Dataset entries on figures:
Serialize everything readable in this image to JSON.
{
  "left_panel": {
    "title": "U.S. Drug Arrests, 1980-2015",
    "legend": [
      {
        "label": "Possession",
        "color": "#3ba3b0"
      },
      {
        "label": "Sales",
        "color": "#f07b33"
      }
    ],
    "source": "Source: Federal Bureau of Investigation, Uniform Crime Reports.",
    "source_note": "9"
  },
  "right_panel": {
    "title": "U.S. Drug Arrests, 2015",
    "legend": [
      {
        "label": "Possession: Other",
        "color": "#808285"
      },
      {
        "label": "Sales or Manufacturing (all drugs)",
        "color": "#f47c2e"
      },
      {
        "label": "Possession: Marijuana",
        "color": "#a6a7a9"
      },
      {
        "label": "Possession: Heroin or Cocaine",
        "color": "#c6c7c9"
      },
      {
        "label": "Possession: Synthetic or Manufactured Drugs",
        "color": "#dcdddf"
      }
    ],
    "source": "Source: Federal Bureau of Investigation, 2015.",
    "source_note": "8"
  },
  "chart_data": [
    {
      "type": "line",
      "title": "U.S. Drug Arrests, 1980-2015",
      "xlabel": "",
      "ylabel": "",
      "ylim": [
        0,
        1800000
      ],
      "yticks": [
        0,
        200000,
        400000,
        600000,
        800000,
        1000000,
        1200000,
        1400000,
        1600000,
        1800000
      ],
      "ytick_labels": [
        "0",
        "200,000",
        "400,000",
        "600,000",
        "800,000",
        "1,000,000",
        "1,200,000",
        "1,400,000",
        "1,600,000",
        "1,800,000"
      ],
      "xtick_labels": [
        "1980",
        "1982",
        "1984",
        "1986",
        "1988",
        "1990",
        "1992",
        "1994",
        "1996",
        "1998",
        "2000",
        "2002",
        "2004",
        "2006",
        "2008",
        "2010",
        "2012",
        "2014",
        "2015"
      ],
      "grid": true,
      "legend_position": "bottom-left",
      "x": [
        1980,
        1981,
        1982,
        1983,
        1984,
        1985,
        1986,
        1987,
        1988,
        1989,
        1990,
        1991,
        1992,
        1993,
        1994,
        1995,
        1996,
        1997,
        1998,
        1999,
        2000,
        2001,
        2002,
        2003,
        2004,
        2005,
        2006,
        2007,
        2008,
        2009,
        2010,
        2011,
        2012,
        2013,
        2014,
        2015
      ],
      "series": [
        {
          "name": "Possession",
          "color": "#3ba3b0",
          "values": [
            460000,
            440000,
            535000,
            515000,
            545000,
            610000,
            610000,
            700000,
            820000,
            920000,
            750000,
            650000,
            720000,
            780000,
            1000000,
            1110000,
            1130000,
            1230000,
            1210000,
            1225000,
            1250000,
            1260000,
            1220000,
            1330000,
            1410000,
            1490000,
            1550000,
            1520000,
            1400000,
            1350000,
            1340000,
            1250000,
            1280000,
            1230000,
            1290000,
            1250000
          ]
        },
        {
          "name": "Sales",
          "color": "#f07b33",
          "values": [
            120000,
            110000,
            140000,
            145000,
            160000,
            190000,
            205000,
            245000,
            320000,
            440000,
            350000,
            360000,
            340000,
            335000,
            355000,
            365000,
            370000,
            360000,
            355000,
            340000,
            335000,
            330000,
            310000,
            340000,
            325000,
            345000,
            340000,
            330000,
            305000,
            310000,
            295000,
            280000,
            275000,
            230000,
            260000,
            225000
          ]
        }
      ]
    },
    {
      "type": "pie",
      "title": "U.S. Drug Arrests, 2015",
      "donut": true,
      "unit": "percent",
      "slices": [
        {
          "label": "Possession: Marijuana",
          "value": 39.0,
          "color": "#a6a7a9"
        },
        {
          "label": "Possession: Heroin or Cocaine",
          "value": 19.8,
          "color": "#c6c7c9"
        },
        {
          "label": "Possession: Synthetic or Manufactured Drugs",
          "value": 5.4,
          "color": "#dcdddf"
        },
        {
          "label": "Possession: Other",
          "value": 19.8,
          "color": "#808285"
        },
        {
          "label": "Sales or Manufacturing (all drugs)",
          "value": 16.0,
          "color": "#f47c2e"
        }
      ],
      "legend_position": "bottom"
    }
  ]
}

WHAT IS BEING ASKED: Your task is to collect every line above that contains the word "bottom".

EXERCISE RESULT:
      "legend_position": "bottom-left",
      "legend_position": "bottom"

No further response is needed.